The entries are to be returned exactly, with images left out.

::::

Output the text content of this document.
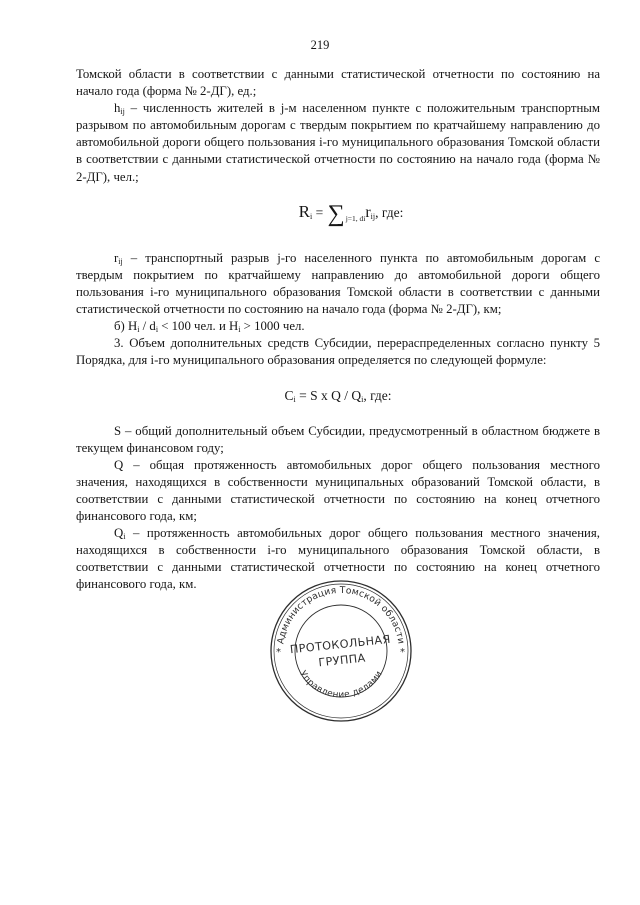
219

Томской области в соответствии с данными статистической отчетности по состоянию на начало года (форма № 2-ДГ), ед.;

$h_{ij}$ – численность жителей в j-м населенном пункте с положительным транспортным разрывом по автомобильным дорогам с твердым покрытием по кратчайшему направлению до автомобильной дороги общего пользования i-го муниципального образования Томской области в соответствии с данными статистической отчетности по состоянию на начало года (форма № 2-ДГ), чел.;

$R_i = \sum_{j=1, di}r_{ij}$, где:

$r_{ij}$ – транспортный разрыв j-го населенного пункта по автомобильным дорогам с твердым покрытием по кратчайшему направлению до автомобильной дороги общего пользования i-го муниципального образования Томской области в соответствии с данными статистической отчетности по состоянию на начало года (форма № 2-ДГ), км;

б) $H_i / d_i < 100$ чел. и $H_i > 1000$ чел.

3. Объем дополнительных средств Субсидии, перераспределенных согласно пункту 5 Порядка, для i-го муниципального образования определяется по следующей формуле:

$C_i = S$ x Q / $Q_i$, где:

S – общий дополнительный объем Субсидии, предусмотренный в областном бюджете в текущем финансовом году;

Q – общая протяженность автомобильных дорог общего пользования местного значения, находящихся в собственности муниципальных образований Томской области, в соответствии с данными статистической отчетности по состоянию на конец отчетного финансового года, км;

$Q_i$ – протяженность автомобильных дорог общего пользования местного значения, находящихся в собственности i-го муниципального образования Томской области, в соответствии с данными статистической отчетности по состоянию на конец отчетного финансового года, км.

Администрация Томской области
Управление делами
*	*
ПРОТОКОЛЬНАЯ
ГРУППА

::::

## Exercise response
Output the text content of this document.
219

Томской области в соответствии с данными статистической отчетности по состоянию на начало года (форма № 2-ДГ), ед.;

$h_{ij}$ – численность жителей в j-м населенном пункте с положительным транспортным разрывом по автомобильным дорогам с твердым покрытием по кратчайшему направлению до автомобильной дороги общего пользования i-го муниципального образования Томской области в соответствии с данными статистической отчетности по состоянию на начало года (форма № 2-ДГ), чел.;

$R_i = \sum_{j=1, di}r_{ij}$, где:

$r_{ij}$ – транспортный разрыв j-го населенного пункта по автомобильным дорогам с твердым покрытием по кратчайшему направлению до автомобильной дороги общего пользования i-го муниципального образования Томской области в соответствии с данными статистической отчетности по состоянию на начало года (форма № 2-ДГ), км;

б) $H_i / d_i < 100$ чел. и $H_i > 1000$ чел.

3. Объем дополнительных средств Субсидии, перераспределенных согласно пункту 5 Порядка, для i-го муниципального образования определяется по следующей формуле:

$C_i = S$ x Q / $Q_i$, где:

S – общий дополнительный объем Субсидии, предусмотренный в областном бюджете в текущем финансовом году;

Q – общая протяженность автомобильных дорог общего пользования местного значения, находящихся в собственности муниципальных образований Томской области, в соответствии с данными статистической отчетности по состоянию на конец отчетного финансового года, км;

$Q_i$ – протяженность автомобильных дорог общего пользования местного значения, находящихся в собственности i-го муниципального образования Томской области, в соответствии с данными статистической отчетности по состоянию на конец отчетного финансового года, км.

Администрация Томской области
Управление делами
*	*
ПРОТОКОЛЬНАЯ
ГРУППА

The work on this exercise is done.